(Dataset records on visual material)
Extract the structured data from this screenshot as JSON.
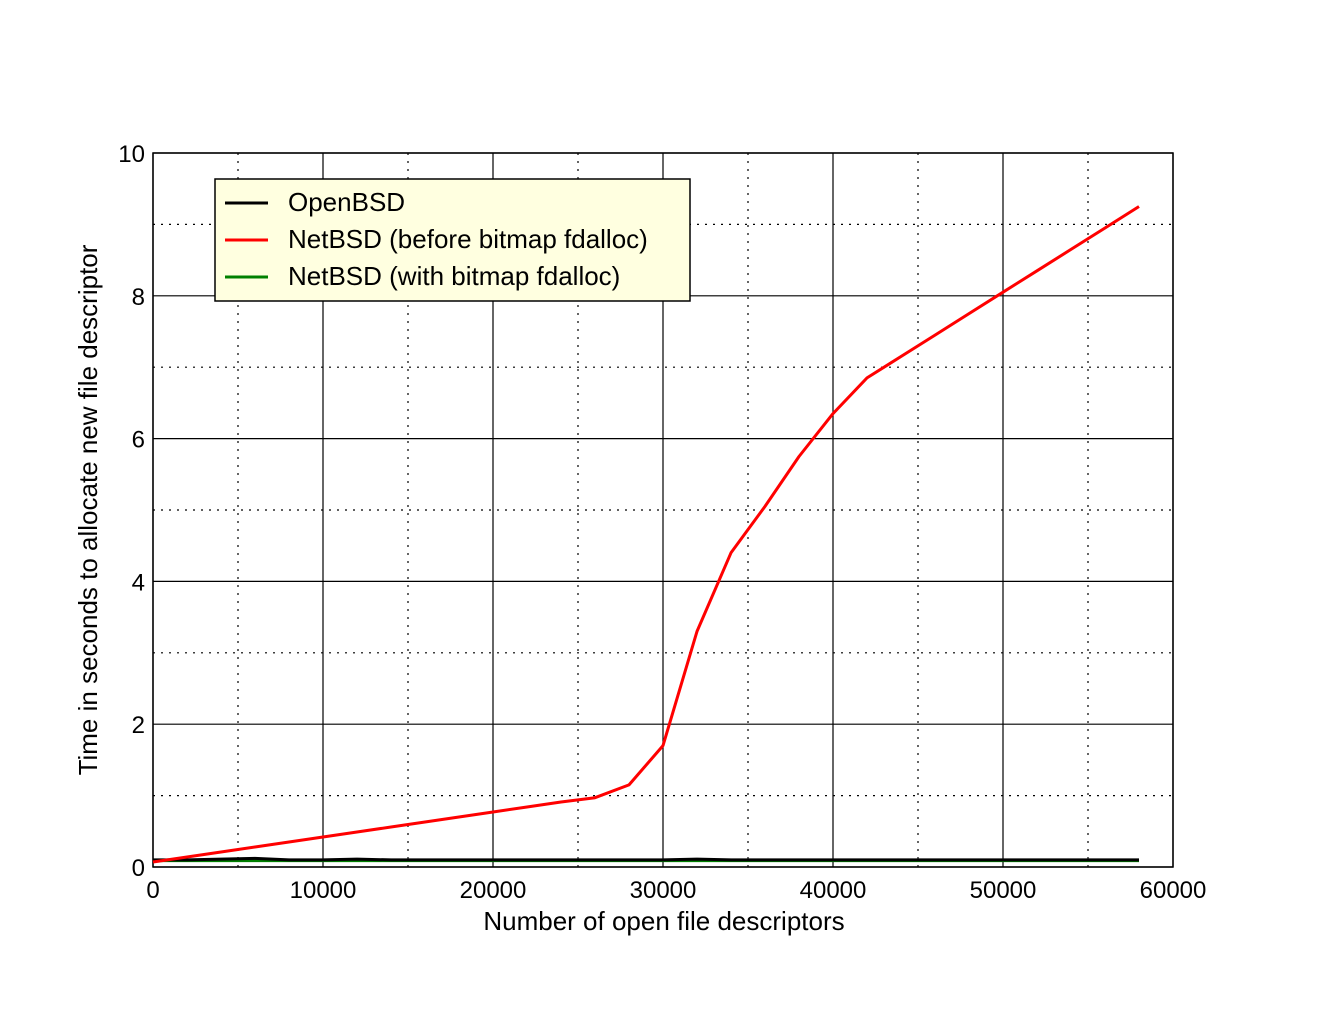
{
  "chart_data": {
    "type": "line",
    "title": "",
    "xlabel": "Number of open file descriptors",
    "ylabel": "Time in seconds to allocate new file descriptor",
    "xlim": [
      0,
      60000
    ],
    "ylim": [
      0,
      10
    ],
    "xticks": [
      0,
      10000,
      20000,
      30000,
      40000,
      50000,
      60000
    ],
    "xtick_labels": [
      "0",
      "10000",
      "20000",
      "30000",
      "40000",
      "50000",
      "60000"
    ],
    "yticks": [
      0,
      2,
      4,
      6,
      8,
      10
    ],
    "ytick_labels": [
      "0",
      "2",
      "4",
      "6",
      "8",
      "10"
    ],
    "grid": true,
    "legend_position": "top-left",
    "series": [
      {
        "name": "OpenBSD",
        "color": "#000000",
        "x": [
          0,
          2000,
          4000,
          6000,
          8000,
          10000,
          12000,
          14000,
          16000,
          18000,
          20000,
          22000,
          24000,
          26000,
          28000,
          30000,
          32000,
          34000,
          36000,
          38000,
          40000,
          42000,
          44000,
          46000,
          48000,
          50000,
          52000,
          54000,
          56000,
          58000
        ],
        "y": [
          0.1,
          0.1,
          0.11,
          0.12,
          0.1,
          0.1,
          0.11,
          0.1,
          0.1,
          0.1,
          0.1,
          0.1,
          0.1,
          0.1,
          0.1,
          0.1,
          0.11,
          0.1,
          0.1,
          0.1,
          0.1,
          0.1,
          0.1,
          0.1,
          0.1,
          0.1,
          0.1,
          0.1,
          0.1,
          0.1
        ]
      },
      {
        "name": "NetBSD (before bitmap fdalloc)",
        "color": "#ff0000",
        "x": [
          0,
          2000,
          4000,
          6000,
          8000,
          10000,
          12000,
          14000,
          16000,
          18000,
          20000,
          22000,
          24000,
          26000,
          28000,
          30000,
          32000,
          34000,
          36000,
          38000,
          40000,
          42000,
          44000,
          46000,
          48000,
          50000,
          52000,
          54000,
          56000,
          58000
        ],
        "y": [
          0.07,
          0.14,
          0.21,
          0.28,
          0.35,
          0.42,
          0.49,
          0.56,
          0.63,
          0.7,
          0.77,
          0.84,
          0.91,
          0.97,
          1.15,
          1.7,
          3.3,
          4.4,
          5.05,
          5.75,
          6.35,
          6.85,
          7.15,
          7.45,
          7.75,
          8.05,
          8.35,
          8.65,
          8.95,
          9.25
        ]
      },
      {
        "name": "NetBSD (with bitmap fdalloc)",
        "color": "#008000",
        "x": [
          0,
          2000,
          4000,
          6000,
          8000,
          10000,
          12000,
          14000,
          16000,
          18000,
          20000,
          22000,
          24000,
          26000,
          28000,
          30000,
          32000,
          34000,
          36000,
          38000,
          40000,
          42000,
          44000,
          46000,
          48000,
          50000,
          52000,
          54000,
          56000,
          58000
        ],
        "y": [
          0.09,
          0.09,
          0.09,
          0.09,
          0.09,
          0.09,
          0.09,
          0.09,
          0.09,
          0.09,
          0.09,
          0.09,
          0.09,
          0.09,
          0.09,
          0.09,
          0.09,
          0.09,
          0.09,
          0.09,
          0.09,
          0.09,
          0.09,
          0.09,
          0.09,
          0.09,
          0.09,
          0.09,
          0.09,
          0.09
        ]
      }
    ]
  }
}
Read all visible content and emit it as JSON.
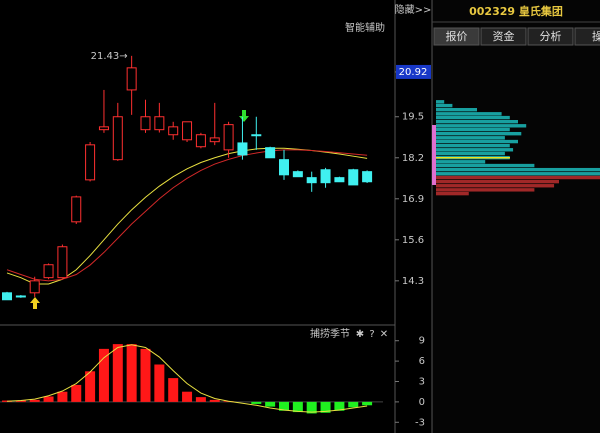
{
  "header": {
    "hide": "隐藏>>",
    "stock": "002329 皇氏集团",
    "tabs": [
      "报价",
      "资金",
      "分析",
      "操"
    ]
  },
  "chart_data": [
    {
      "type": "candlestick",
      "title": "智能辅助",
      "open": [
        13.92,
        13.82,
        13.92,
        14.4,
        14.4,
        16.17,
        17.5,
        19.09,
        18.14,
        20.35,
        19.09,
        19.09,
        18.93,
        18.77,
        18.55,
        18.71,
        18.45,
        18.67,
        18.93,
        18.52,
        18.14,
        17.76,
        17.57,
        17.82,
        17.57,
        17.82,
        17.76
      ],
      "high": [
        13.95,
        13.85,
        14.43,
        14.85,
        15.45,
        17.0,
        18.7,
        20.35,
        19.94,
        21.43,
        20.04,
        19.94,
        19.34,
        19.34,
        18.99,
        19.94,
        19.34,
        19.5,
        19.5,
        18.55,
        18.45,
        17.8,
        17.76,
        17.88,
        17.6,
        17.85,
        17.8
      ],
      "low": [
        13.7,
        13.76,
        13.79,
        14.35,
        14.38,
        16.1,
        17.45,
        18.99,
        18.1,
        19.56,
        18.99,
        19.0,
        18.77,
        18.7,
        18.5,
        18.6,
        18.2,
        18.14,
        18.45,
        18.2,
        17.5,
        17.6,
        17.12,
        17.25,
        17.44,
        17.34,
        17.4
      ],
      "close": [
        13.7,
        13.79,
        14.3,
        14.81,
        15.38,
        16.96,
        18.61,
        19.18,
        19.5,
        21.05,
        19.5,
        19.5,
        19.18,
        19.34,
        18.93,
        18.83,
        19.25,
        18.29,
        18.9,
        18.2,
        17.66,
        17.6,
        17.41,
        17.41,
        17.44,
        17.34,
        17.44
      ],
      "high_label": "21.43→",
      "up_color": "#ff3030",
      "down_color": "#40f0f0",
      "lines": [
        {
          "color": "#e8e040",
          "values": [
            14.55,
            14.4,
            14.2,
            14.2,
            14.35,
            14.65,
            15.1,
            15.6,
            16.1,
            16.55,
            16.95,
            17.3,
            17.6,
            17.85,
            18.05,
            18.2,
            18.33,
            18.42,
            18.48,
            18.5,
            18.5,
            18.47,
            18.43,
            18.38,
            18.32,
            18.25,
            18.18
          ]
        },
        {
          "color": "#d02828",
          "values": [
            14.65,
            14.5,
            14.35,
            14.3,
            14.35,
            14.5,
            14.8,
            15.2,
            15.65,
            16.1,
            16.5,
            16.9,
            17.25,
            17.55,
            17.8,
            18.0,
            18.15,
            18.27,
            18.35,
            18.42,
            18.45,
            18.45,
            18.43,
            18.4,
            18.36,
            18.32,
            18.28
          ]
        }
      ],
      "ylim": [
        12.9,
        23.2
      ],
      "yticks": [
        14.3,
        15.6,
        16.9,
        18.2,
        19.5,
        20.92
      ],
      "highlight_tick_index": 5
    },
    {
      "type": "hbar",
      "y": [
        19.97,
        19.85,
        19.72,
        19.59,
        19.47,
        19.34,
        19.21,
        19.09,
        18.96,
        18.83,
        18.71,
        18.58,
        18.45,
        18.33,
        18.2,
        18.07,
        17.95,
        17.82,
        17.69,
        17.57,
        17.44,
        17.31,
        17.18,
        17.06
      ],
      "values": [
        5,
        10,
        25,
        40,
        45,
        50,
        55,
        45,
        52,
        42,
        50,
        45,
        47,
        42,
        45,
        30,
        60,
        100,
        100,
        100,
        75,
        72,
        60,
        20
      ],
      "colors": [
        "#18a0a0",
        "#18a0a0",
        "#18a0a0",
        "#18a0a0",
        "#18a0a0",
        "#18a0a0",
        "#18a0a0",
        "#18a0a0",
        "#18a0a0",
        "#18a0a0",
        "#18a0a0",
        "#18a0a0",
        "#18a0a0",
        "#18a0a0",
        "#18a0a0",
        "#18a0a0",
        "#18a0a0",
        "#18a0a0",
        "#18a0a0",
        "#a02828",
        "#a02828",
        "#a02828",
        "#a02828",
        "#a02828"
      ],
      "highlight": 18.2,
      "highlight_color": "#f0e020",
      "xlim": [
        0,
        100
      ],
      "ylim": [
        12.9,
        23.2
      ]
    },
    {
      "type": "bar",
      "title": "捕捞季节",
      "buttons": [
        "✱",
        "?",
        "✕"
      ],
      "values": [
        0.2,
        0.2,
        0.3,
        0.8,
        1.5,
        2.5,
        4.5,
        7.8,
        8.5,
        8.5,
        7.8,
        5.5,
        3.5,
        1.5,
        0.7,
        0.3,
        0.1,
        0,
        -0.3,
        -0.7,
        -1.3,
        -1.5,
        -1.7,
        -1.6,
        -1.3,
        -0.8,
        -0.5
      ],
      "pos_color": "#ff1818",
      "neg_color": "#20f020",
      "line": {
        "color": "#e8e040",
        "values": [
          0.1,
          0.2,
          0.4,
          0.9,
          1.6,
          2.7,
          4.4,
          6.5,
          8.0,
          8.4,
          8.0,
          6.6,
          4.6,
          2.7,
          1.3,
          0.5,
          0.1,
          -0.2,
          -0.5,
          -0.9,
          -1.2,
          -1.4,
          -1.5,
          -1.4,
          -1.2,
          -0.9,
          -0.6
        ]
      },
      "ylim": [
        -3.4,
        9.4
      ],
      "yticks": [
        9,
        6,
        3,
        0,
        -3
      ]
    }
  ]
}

▶ Set task: Where a line in the material contains "NetBSD", copy that line.

▶ Full solution:
        "name": "NetBSD (before bitmap fdalloc)",
        "name": "NetBSD (with bitmap fdalloc)",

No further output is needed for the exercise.